● **Exercise directions**
Extract the complete listing and output it unchanged.

Start of Exercise data

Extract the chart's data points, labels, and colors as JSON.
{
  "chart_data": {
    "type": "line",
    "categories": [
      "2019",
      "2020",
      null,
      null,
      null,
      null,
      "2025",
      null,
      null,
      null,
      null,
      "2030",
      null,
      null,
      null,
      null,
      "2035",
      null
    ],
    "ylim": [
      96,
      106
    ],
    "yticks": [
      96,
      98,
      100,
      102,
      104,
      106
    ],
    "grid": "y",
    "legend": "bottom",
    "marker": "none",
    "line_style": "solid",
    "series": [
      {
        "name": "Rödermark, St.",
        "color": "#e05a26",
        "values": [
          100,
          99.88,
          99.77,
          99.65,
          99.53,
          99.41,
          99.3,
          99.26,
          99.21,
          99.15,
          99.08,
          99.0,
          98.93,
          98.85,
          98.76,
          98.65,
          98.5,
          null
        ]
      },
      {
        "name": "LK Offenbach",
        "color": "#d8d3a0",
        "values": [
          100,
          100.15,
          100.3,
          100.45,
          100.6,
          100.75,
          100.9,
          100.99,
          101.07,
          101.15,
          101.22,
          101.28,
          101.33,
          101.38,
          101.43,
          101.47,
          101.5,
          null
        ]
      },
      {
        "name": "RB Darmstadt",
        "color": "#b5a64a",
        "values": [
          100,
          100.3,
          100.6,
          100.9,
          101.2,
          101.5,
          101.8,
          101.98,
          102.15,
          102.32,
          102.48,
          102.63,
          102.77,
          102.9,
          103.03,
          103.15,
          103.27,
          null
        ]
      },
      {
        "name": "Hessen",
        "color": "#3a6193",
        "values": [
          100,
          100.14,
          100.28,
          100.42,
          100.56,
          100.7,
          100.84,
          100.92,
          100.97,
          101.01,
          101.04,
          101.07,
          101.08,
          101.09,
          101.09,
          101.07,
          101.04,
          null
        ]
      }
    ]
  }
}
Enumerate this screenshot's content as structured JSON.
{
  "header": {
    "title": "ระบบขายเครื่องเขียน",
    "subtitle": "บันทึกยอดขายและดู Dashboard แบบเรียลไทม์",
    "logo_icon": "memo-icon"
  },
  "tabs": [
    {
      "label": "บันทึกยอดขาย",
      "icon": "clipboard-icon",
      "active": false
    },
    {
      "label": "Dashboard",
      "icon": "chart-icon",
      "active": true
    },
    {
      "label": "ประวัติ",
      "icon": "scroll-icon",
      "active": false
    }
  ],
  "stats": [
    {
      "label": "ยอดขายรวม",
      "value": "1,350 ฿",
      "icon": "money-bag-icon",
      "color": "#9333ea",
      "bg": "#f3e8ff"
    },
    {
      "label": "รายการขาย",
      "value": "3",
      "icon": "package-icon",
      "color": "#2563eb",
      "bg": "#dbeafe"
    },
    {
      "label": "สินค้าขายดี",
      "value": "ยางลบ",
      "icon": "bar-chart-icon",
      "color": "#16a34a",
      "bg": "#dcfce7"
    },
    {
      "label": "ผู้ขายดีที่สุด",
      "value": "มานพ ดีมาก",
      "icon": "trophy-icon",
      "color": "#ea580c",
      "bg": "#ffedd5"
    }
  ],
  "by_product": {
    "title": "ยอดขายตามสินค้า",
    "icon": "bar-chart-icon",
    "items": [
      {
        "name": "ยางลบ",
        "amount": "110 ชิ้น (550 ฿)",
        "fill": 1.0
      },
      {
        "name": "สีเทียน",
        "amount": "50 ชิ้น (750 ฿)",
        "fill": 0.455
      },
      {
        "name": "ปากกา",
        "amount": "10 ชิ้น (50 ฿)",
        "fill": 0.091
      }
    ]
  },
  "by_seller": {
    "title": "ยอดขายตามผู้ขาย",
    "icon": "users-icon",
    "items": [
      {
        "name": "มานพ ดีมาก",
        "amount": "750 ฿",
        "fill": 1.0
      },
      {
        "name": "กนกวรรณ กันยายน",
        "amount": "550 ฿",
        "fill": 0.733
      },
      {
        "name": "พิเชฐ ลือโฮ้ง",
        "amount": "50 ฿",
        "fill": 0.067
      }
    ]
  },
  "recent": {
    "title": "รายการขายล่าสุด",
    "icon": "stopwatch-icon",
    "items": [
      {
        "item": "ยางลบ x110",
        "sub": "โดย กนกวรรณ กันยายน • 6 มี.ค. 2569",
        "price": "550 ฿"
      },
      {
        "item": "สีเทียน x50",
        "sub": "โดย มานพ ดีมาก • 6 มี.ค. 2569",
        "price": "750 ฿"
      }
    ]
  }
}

End of Exercise data

● **Output for this task**
Extract the chart's data points, labels, and colors as JSON.
{
  "chart_data": {
    "type": "line",
    "categories": [
      "2019",
      "2020",
      null,
      null,
      null,
      null,
      "2025",
      null,
      null,
      null,
      null,
      "2030",
      null,
      null,
      null,
      null,
      "2035",
      null
    ],
    "ylim": [
      96,
      106
    ],
    "yticks": [
      96,
      98,
      100,
      102,
      104,
      106
    ],
    "grid": "y",
    "legend": "bottom",
    "marker": "none",
    "line_style": "solid",
    "series": [
      {
        "name": "Rödermark, St.",
        "color": "#e05a26",
        "values": [
          100,
          99.88,
          99.77,
          99.65,
          99.53,
          99.41,
          99.3,
          99.26,
          99.21,
          99.15,
          99.08,
          99.0,
          98.93,
          98.85,
          98.76,
          98.65,
          98.5,
          null
        ]
      },
      {
        "name": "LK Offenbach",
        "color": "#d8d3a0",
        "values": [
          100,
          100.15,
          100.3,
          100.45,
          100.6,
          100.75,
          100.9,
          100.99,
          101.07,
          101.15,
          101.22,
          101.28,
          101.33,
          101.38,
          101.43,
          101.47,
          101.5,
          null
        ]
      },
      {
        "name": "RB Darmstadt",
        "color": "#b5a64a",
        "values": [
          100,
          100.3,
          100.6,
          100.9,
          101.2,
          101.5,
          101.8,
          101.98,
          102.15,
          102.32,
          102.48,
          102.63,
          102.77,
          102.9,
          103.03,
          103.15,
          103.27,
          null
        ]
      },
      {
        "name": "Hessen",
        "color": "#3a6193",
        "values": [
          100,
          100.14,
          100.28,
          100.42,
          100.56,
          100.7,
          100.84,
          100.92,
          100.97,
          101.01,
          101.04,
          101.07,
          101.08,
          101.09,
          101.09,
          101.07,
          101.04,
          null
        ]
      }
    ]
  }
}
Enumerate this screenshot's content as structured JSON.
{
  "header": {
    "title": "ระบบขายเครื่องเขียน",
    "subtitle": "บันทึกยอดขายและดู Dashboard แบบเรียลไทม์",
    "logo_icon": "memo-icon"
  },
  "tabs": [
    {
      "label": "บันทึกยอดขาย",
      "icon": "clipboard-icon",
      "active": false
    },
    {
      "label": "Dashboard",
      "icon": "chart-icon",
      "active": true
    },
    {
      "label": "ประวัติ",
      "icon": "scroll-icon",
      "active": false
    }
  ],
  "stats": [
    {
      "label": "ยอดขายรวม",
      "value": "1,350 ฿",
      "icon": "money-bag-icon",
      "color": "#9333ea",
      "bg": "#f3e8ff"
    },
    {
      "label": "รายการขาย",
      "value": "3",
      "icon": "package-icon",
      "color": "#2563eb",
      "bg": "#dbeafe"
    },
    {
      "label": "สินค้าขายดี",
      "value": "ยางลบ",
      "icon": "bar-chart-icon",
      "color": "#16a34a",
      "bg": "#dcfce7"
    },
    {
      "label": "ผู้ขายดีที่สุด",
      "value": "มานพ ดีมาก",
      "icon": "trophy-icon",
      "color": "#ea580c",
      "bg": "#ffedd5"
    }
  ],
  "by_product": {
    "title": "ยอดขายตามสินค้า",
    "icon": "bar-chart-icon",
    "items": [
      {
        "name": "ยางลบ",
        "amount": "110 ชิ้น (550 ฿)",
        "fill": 1.0
      },
      {
        "name": "สีเทียน",
        "amount": "50 ชิ้น (750 ฿)",
        "fill": 0.455
      },
      {
        "name": "ปากกา",
        "amount": "10 ชิ้น (50 ฿)",
        "fill": 0.091
      }
    ]
  },
  "by_seller": {
    "title": "ยอดขายตามผู้ขาย",
    "icon": "users-icon",
    "items": [
      {
        "name": "มานพ ดีมาก",
        "amount": "750 ฿",
        "fill": 1.0
      },
      {
        "name": "กนกวรรณ กันยายน",
        "amount": "550 ฿",
        "fill": 0.733
      },
      {
        "name": "พิเชฐ ลือโฮ้ง",
        "amount": "50 ฿",
        "fill": 0.067
      }
    ]
  },
  "recent": {
    "title": "รายการขายล่าสุด",
    "icon": "stopwatch-icon",
    "items": [
      {
        "item": "ยางลบ x110",
        "sub": "โดย กนกวรรณ กันยายน • 6 มี.ค. 2569",
        "price": "550 ฿"
      },
      {
        "item": "สีเทียน x50",
        "sub": "โดย มานพ ดีมาก • 6 มี.ค. 2569",
        "price": "750 ฿"
      }
    ]
  }
}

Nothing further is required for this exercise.